DESCRIPTION OF THE TASK — Search the data for the string "preferences" and gather each line it is in.

DATA FOR PROCESSING —
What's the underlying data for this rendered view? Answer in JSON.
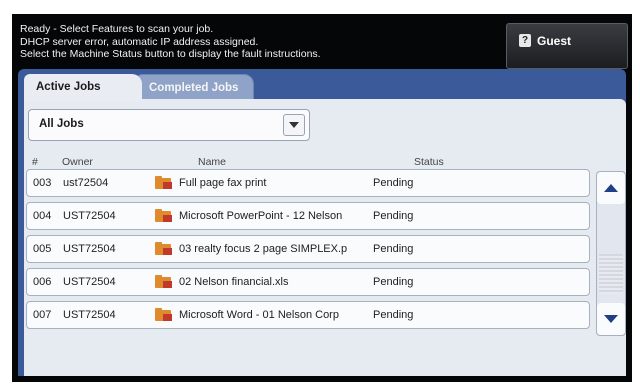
{
  "status_messages": {
    "line1": "Ready -  Select Features to scan your job.",
    "line2": "DHCP server error, automatic IP address assigned.",
    "line3": "Select the Machine Status button to display the fault instructions."
  },
  "guest_button": {
    "label": "Guest",
    "icon": "guest-user-icon"
  },
  "tabs": {
    "active": "Active Jobs",
    "completed": "Completed Jobs"
  },
  "filter": {
    "selected": "All Jobs"
  },
  "columns": {
    "num": "#",
    "owner": "Owner",
    "name": "Name",
    "status": "Status"
  },
  "jobs": [
    {
      "num": "003",
      "owner": "ust72504",
      "name": "Full page fax print",
      "status": "Pending"
    },
    {
      "num": "004",
      "owner": "UST72504",
      "name": "Microsoft PowerPoint - 12 Nelson",
      "status": "Pending"
    },
    {
      "num": "005",
      "owner": "UST72504",
      "name": "03 realty focus 2 page SIMPLEX.p",
      "status": "Pending"
    },
    {
      "num": "006",
      "owner": "UST72504",
      "name": "02 Nelson financial.xls",
      "status": "Pending"
    },
    {
      "num": "007",
      "owner": "UST72504",
      "name": "Microsoft Word - 01 Nelson Corp",
      "status": "Pending"
    }
  ],
  "colors": {
    "screen_bg": "#050608",
    "panel_blue": "#3b5a9a",
    "content_bg": "#e6eaf1",
    "icon_folder": "#e08a2e",
    "icon_printer": "#c0392b"
  }
}
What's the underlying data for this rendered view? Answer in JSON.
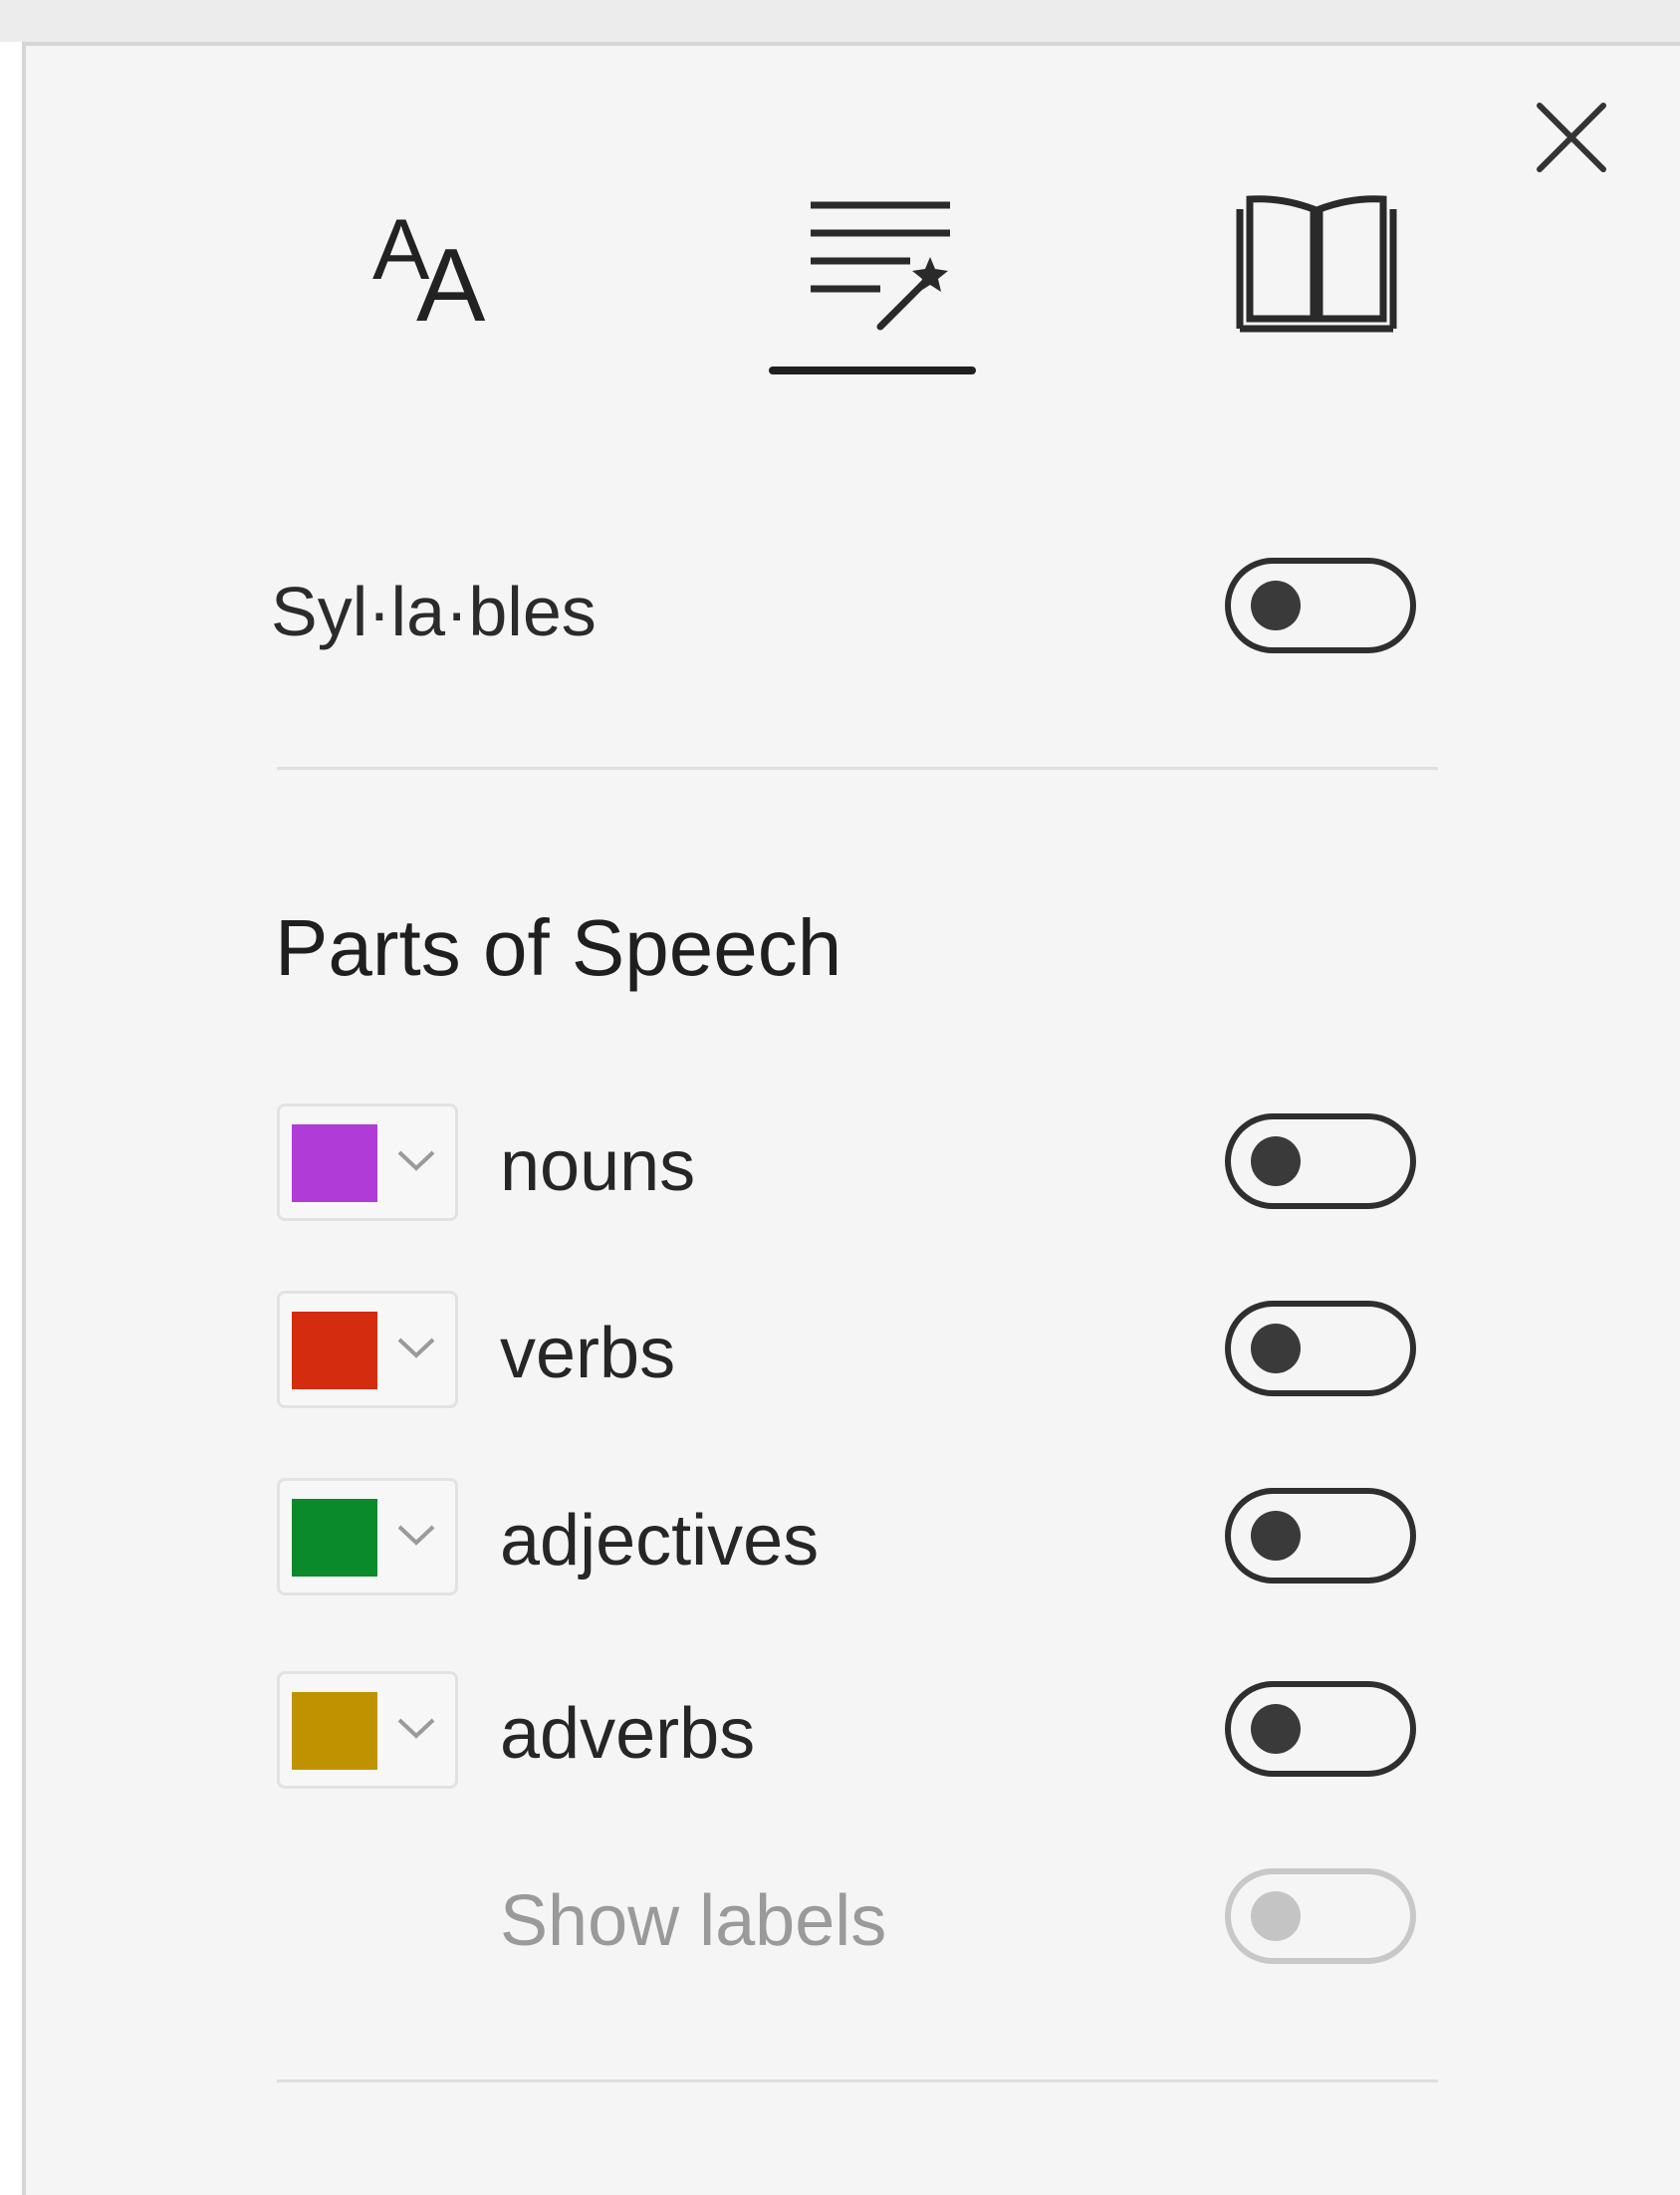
{
  "panel": {
    "tabs": [
      {
        "name": "text-preferences",
        "icon": "text-size-icon"
      },
      {
        "name": "grammar-options",
        "icon": "grammar-wand-icon",
        "selected": true
      },
      {
        "name": "reading-preferences",
        "icon": "book-icon"
      }
    ]
  },
  "syllables": {
    "label": "Syl·la·bles",
    "on": false
  },
  "parts_of_speech": {
    "title": "Parts of Speech",
    "items": [
      {
        "label": "nouns",
        "color": "#b03bd6",
        "on": false
      },
      {
        "label": "verbs",
        "color": "#d42c0f",
        "on": false
      },
      {
        "label": "adjectives",
        "color": "#0a8a2a",
        "on": false
      },
      {
        "label": "adverbs",
        "color": "#c09200",
        "on": false
      }
    ],
    "show_labels": {
      "label": "Show labels",
      "on": false,
      "disabled": true
    }
  }
}
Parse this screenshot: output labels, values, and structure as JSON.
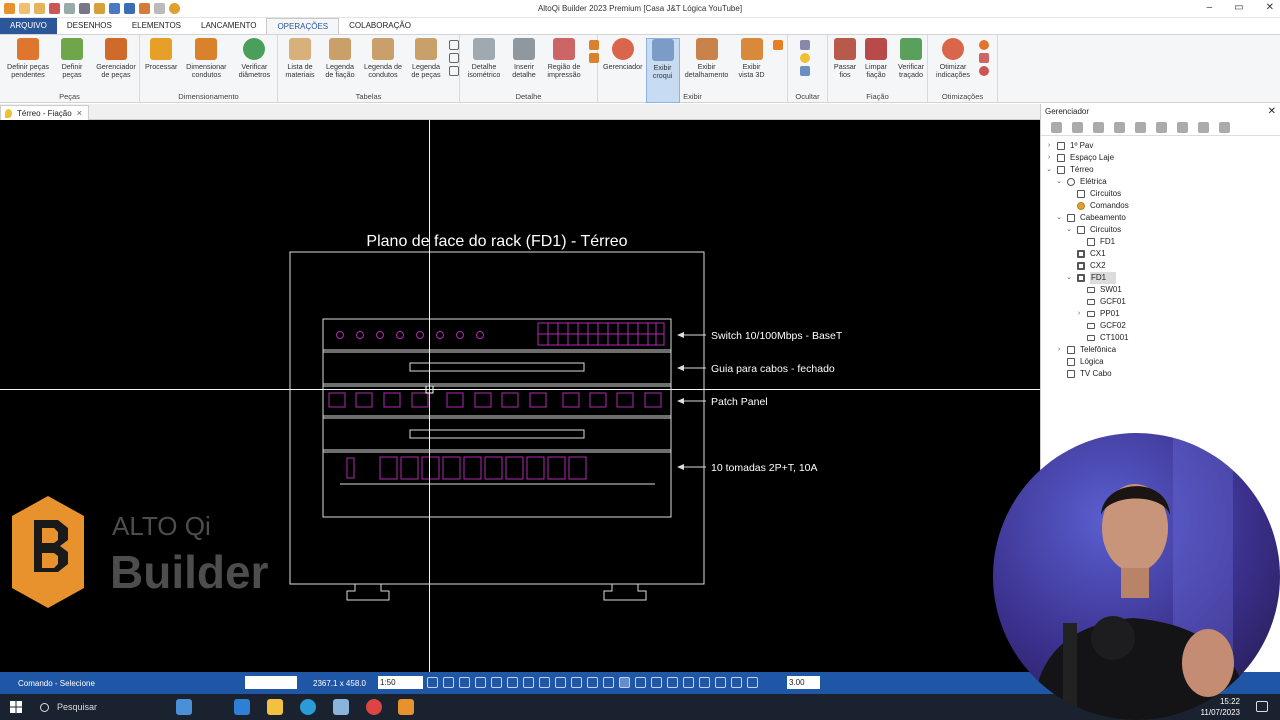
{
  "window": {
    "title": "AltoQi Builder 2023 Premium [Casa J&T Lógica YouTube]",
    "controls": [
      "–",
      "▭",
      "✕"
    ]
  },
  "tabs": [
    {
      "label": "ARQUIVO"
    },
    {
      "label": "DESENHOS"
    },
    {
      "label": "ELEMENTOS"
    },
    {
      "label": "LANCAMENTO"
    },
    {
      "label": "OPERAÇÕES"
    },
    {
      "label": "COLABORAÇÃO"
    }
  ],
  "ribbon": {
    "groups": [
      {
        "label": "Peças",
        "buttons": [
          "Definir peças pendentes",
          "Definir peças",
          "Gerenciador de peças"
        ]
      },
      {
        "label": "Dimensionamento",
        "buttons": [
          "Processar",
          "Dimensionar condutos",
          "Verificar diâmetros"
        ]
      },
      {
        "label": "Tabelas",
        "buttons": [
          "Lista de materiais",
          "Legenda de fiação",
          "Legenda de condutos",
          "Legenda de peças"
        ]
      },
      {
        "label": "Detalhe",
        "buttons": [
          "Detalhe isométrico",
          "Inserir detalhe",
          "Região de impressão"
        ]
      },
      {
        "label": "Exibir",
        "buttons": [
          "Gerenciador",
          "Exibir croqui",
          "Exibir detalhamento",
          "Exibir vista 3D"
        ]
      },
      {
        "label": "Ocultar",
        "buttons": []
      },
      {
        "label": "Fiação",
        "buttons": [
          "Passar fios",
          "Limpar fiação",
          "Verificar traçado"
        ]
      },
      {
        "label": "Otimizações",
        "buttons": [
          "Otimizar indicações"
        ]
      }
    ]
  },
  "document_tab": {
    "label": "Térreo - Fiação",
    "close": "×"
  },
  "drawing": {
    "title": "Plano de face do rack (FD1) - Térreo",
    "labels": [
      "Switch 10/100Mbps - BaseT",
      "Guia para cabos - fechado",
      "Patch Panel",
      "10 tomadas 2P+T, 10A"
    ]
  },
  "watermark": {
    "brand": "ALTO Qi",
    "product": "Builder"
  },
  "panel": {
    "title": "Gerenciador",
    "close": "✕",
    "tree": [
      {
        "label": "1º Pav"
      },
      {
        "label": "Espaço Laje"
      },
      {
        "label": "Térreo"
      },
      {
        "label": "Elétrica"
      },
      {
        "label": "Circuitos"
      },
      {
        "label": "Comandos"
      },
      {
        "label": "Cabeamento"
      },
      {
        "label": "Circuitos"
      },
      {
        "label": "FD1"
      },
      {
        "label": "CX1"
      },
      {
        "label": "CX2"
      },
      {
        "label": "FD1"
      },
      {
        "label": "SW01"
      },
      {
        "label": "GCF01"
      },
      {
        "label": "PP01"
      },
      {
        "label": "GCF02"
      },
      {
        "label": "CT1001"
      },
      {
        "label": "Telefônica"
      },
      {
        "label": "Lógica"
      },
      {
        "label": "TV Cabo"
      }
    ]
  },
  "statusbar": {
    "command": "Comando - Selecione",
    "coords": "2367.1 x 458.0",
    "scale": "1:50",
    "step": "3.00"
  },
  "taskbar": {
    "search": "Pesquisar",
    "time": "15:22",
    "date": "11/07/2023"
  },
  "colors": {
    "accent": "#2b579a",
    "statusbar": "#1f56a6",
    "cad_background": "#000000",
    "cad_magenta": "#b12bb1",
    "logo_orange": "#e8922e"
  }
}
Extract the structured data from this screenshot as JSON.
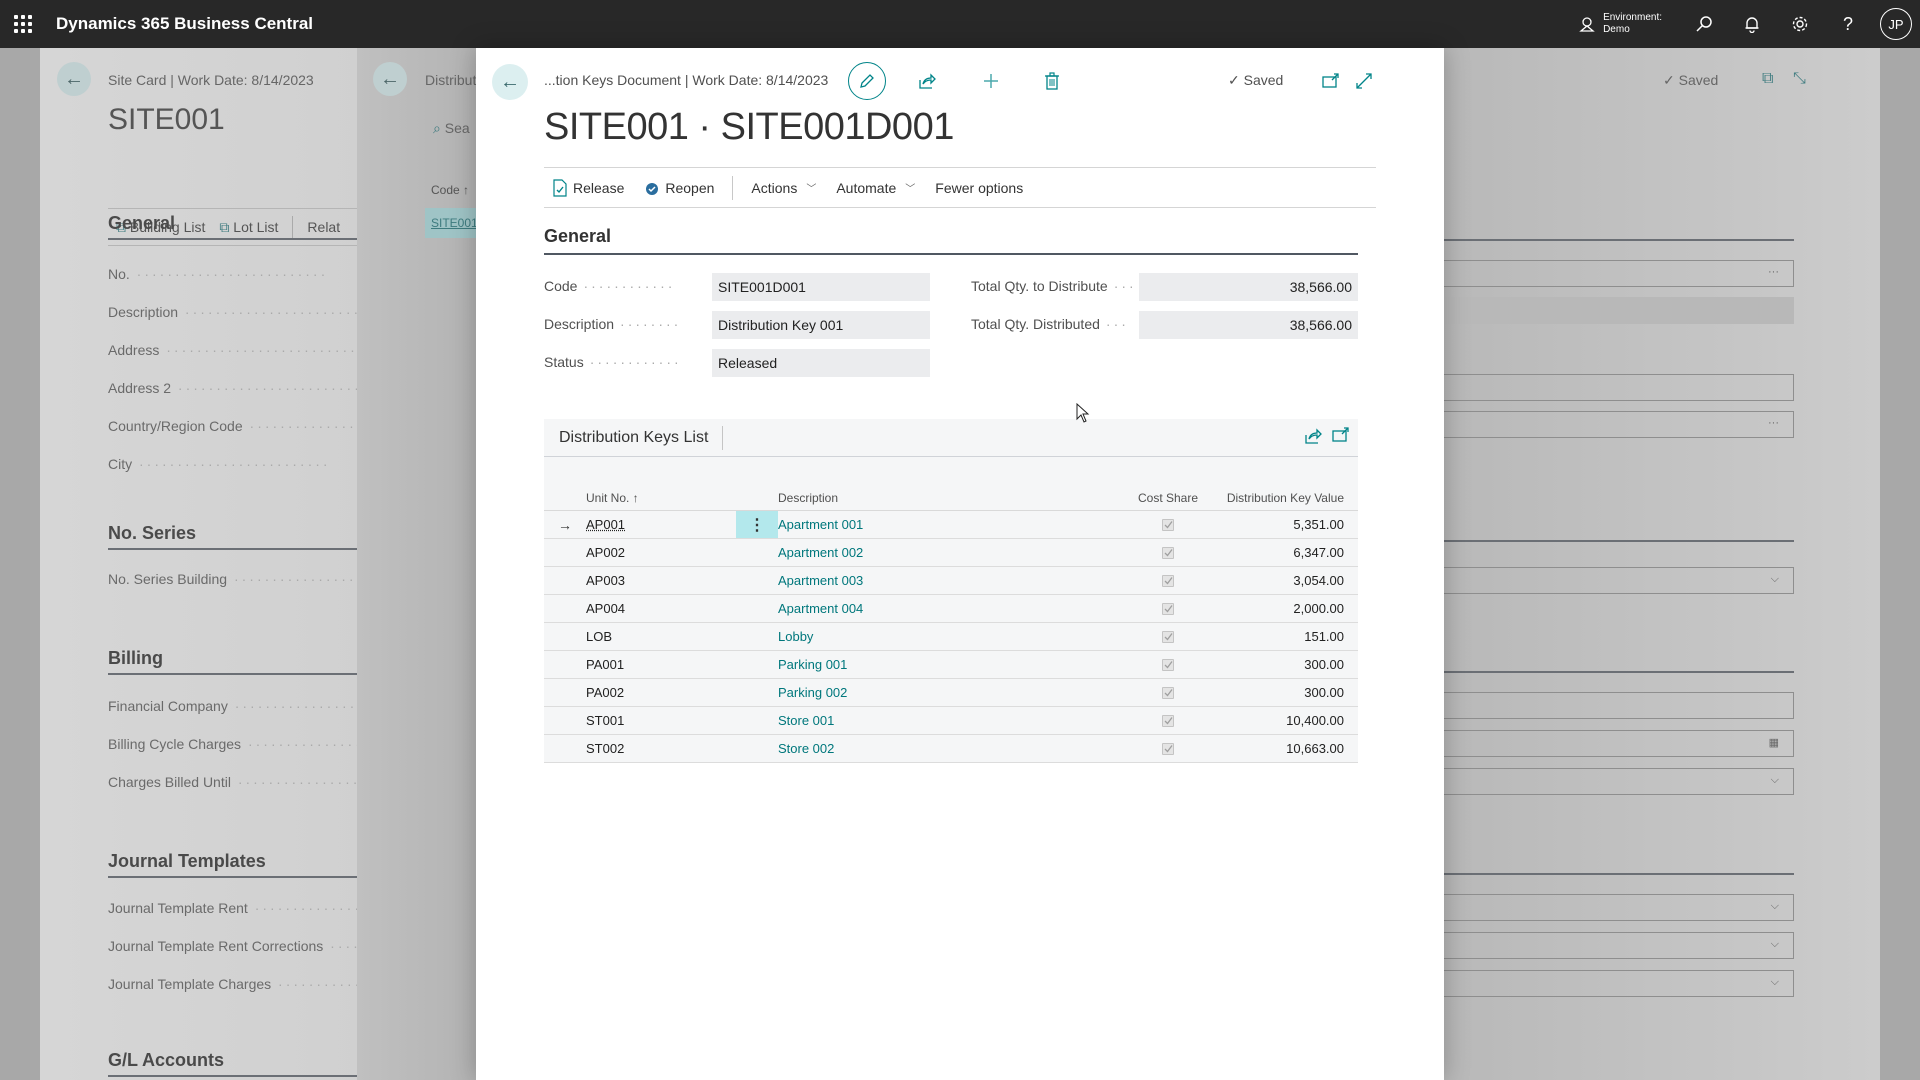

WRITTEN REPLY —
        "name": "text-preferences",
        "name": "reading-preferences",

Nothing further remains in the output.